Required task: Print all entries word for word.

[Entries taken from a collection]
>>>>

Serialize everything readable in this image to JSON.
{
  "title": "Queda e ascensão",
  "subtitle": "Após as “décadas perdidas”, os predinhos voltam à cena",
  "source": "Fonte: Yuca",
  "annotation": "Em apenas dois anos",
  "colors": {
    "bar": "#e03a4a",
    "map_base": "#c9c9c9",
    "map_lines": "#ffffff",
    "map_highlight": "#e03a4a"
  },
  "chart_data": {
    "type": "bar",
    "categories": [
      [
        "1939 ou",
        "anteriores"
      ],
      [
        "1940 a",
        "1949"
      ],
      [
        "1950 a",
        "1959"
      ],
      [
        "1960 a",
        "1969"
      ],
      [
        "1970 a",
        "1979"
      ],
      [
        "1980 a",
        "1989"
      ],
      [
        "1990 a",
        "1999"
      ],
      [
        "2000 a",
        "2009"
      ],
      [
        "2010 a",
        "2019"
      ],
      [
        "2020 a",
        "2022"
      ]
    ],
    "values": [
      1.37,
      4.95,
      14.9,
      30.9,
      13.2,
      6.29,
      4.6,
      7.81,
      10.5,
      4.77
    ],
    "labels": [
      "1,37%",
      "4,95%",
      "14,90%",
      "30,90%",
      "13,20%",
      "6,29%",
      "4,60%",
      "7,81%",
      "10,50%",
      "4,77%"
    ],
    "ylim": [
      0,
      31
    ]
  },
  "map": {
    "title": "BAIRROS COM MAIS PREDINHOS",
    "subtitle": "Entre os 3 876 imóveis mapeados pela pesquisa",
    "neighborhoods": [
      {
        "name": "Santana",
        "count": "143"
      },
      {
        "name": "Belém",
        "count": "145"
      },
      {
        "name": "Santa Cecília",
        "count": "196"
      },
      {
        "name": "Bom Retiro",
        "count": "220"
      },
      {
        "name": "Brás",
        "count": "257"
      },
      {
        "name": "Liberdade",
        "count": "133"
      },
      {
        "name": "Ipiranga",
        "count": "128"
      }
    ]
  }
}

<<<<

Solution for this task:
Serialize everything readable in this image to JSON.
{
  "title": "Queda e ascensão",
  "subtitle": "Após as “décadas perdidas”, os predinhos voltam à cena",
  "source": "Fonte: Yuca",
  "annotation": "Em apenas dois anos",
  "colors": {
    "bar": "#e03a4a",
    "map_base": "#c9c9c9",
    "map_lines": "#ffffff",
    "map_highlight": "#e03a4a"
  },
  "chart_data": {
    "type": "bar",
    "categories": [
      [
        "1939 ou",
        "anteriores"
      ],
      [
        "1940 a",
        "1949"
      ],
      [
        "1950 a",
        "1959"
      ],
      [
        "1960 a",
        "1969"
      ],
      [
        "1970 a",
        "1979"
      ],
      [
        "1980 a",
        "1989"
      ],
      [
        "1990 a",
        "1999"
      ],
      [
        "2000 a",
        "2009"
      ],
      [
        "2010 a",
        "2019"
      ],
      [
        "2020 a",
        "2022"
      ]
    ],
    "values": [
      1.37,
      4.95,
      14.9,
      30.9,
      13.2,
      6.29,
      4.6,
      7.81,
      10.5,
      4.77
    ],
    "labels": [
      "1,37%",
      "4,95%",
      "14,90%",
      "30,90%",
      "13,20%",
      "6,29%",
      "4,60%",
      "7,81%",
      "10,50%",
      "4,77%"
    ],
    "ylim": [
      0,
      31
    ]
  },
  "map": {
    "title": "BAIRROS COM MAIS PREDINHOS",
    "subtitle": "Entre os 3 876 imóveis mapeados pela pesquisa",
    "neighborhoods": [
      {
        "name": "Santana",
        "count": "143"
      },
      {
        "name": "Belém",
        "count": "145"
      },
      {
        "name": "Santa Cecília",
        "count": "196"
      },
      {
        "name": "Bom Retiro",
        "count": "220"
      },
      {
        "name": "Brás",
        "count": "257"
      },
      {
        "name": "Liberdade",
        "count": "133"
      },
      {
        "name": "Ipiranga",
        "count": "128"
      }
    ]
  }
}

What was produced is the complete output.